▶ _JOB_
Only the number is wanted: how many lines in the data contain "einer"?

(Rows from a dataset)
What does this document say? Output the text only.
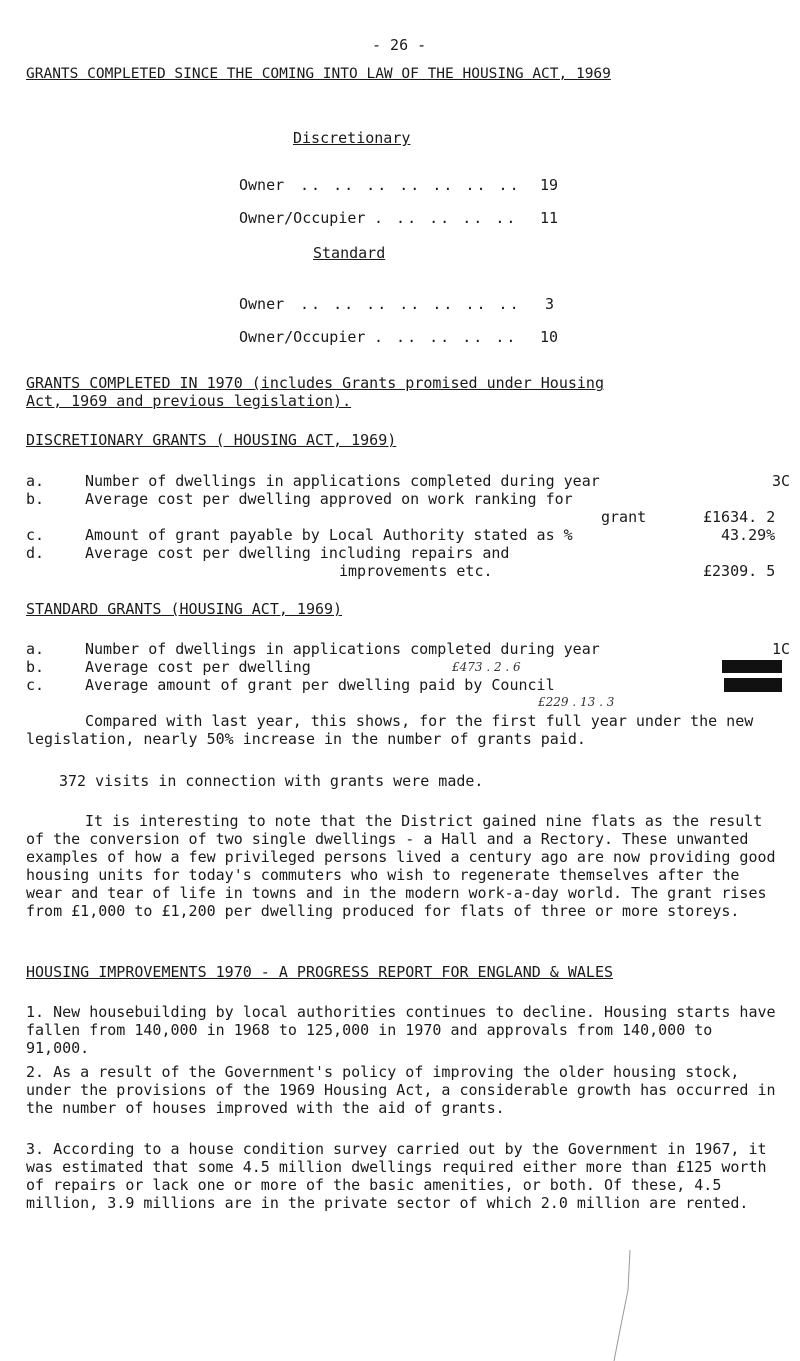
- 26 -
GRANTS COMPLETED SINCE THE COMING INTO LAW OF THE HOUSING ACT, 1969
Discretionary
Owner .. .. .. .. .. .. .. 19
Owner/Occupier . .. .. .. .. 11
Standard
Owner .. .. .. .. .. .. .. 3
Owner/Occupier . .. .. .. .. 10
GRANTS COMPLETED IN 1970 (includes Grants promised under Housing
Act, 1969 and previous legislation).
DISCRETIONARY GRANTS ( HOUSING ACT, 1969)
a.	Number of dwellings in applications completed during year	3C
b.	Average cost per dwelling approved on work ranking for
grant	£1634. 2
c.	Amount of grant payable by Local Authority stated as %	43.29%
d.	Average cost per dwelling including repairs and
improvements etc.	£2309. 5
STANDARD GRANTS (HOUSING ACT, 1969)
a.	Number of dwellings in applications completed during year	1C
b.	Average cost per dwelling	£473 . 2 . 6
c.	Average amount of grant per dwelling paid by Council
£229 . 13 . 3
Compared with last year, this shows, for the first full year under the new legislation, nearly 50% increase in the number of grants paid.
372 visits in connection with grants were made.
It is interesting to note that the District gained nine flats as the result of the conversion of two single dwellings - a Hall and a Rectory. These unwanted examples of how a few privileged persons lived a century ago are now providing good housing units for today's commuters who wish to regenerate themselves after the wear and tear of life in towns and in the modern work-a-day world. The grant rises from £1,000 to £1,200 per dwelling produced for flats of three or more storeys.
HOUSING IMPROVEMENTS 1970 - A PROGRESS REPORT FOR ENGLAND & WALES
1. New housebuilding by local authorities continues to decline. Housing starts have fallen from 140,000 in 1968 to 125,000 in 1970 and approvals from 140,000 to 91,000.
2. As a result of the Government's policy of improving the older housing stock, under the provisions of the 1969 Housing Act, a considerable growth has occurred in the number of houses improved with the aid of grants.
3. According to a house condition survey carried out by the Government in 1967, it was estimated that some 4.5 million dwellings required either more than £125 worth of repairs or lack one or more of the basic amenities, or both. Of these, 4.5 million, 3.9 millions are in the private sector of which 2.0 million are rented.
* * *
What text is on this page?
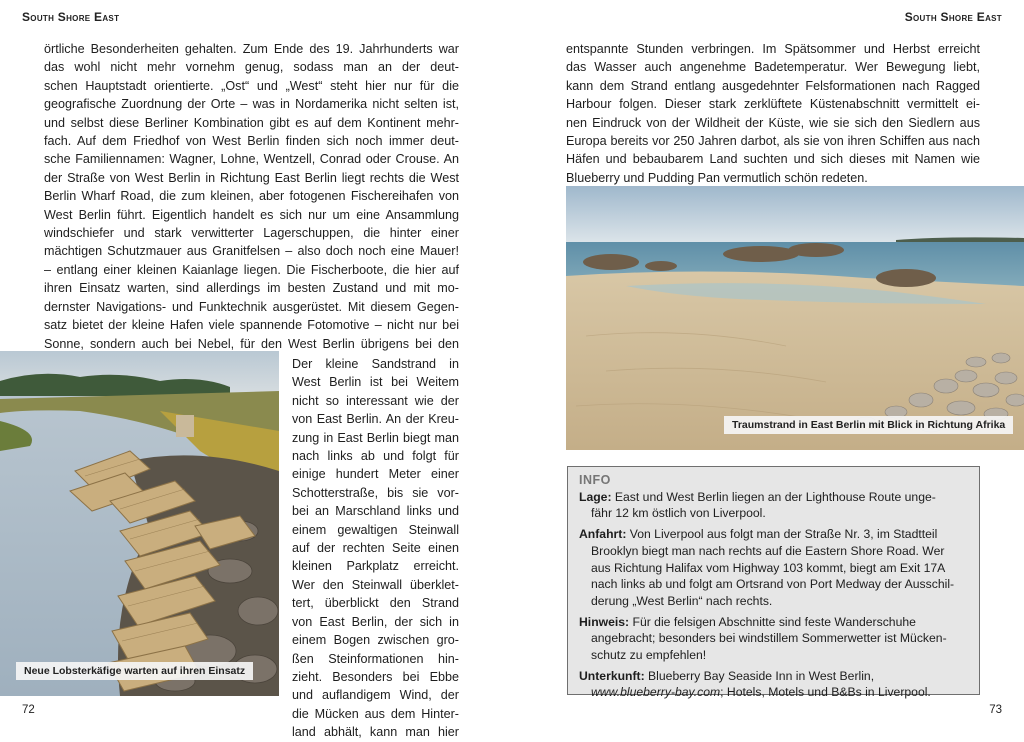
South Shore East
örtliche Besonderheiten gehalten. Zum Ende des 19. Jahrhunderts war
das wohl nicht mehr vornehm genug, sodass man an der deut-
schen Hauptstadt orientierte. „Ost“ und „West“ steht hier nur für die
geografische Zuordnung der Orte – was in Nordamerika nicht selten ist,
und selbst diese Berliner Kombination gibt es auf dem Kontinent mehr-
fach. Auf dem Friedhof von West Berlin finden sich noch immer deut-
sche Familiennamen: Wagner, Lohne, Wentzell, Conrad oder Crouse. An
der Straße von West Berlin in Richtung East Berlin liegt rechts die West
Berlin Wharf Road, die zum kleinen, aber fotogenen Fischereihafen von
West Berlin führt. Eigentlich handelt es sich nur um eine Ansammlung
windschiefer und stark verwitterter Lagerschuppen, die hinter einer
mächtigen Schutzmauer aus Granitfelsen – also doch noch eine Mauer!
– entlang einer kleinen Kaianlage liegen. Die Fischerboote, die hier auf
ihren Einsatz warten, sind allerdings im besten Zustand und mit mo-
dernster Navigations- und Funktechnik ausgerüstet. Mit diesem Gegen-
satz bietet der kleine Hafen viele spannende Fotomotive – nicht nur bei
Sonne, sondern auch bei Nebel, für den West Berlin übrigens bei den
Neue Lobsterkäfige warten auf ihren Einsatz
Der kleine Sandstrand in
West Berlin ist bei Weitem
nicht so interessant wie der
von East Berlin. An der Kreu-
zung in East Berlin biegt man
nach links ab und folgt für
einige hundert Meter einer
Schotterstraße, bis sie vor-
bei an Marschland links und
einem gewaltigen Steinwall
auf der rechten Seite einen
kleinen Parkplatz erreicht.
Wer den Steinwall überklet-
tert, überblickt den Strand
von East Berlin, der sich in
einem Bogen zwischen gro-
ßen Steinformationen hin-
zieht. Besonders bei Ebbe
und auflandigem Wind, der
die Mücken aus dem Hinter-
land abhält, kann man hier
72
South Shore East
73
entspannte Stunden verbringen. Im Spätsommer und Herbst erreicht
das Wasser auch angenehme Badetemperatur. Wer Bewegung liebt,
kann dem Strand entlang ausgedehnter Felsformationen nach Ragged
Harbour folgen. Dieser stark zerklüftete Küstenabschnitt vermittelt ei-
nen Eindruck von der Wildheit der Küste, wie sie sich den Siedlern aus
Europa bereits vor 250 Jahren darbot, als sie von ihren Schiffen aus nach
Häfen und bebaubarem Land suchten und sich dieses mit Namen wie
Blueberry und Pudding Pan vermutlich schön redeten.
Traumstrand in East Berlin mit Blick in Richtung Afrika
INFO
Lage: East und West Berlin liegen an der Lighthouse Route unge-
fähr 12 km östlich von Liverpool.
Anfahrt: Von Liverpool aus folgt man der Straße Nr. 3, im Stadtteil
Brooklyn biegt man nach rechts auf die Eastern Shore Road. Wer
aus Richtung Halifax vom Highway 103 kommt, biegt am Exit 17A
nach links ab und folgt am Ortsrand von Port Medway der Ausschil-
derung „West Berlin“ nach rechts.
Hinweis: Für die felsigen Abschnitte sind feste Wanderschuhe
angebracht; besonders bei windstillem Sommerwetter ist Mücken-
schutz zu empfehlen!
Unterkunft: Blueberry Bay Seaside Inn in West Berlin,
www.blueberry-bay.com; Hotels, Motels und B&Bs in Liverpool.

▶ _WORKED SOLUTION_
3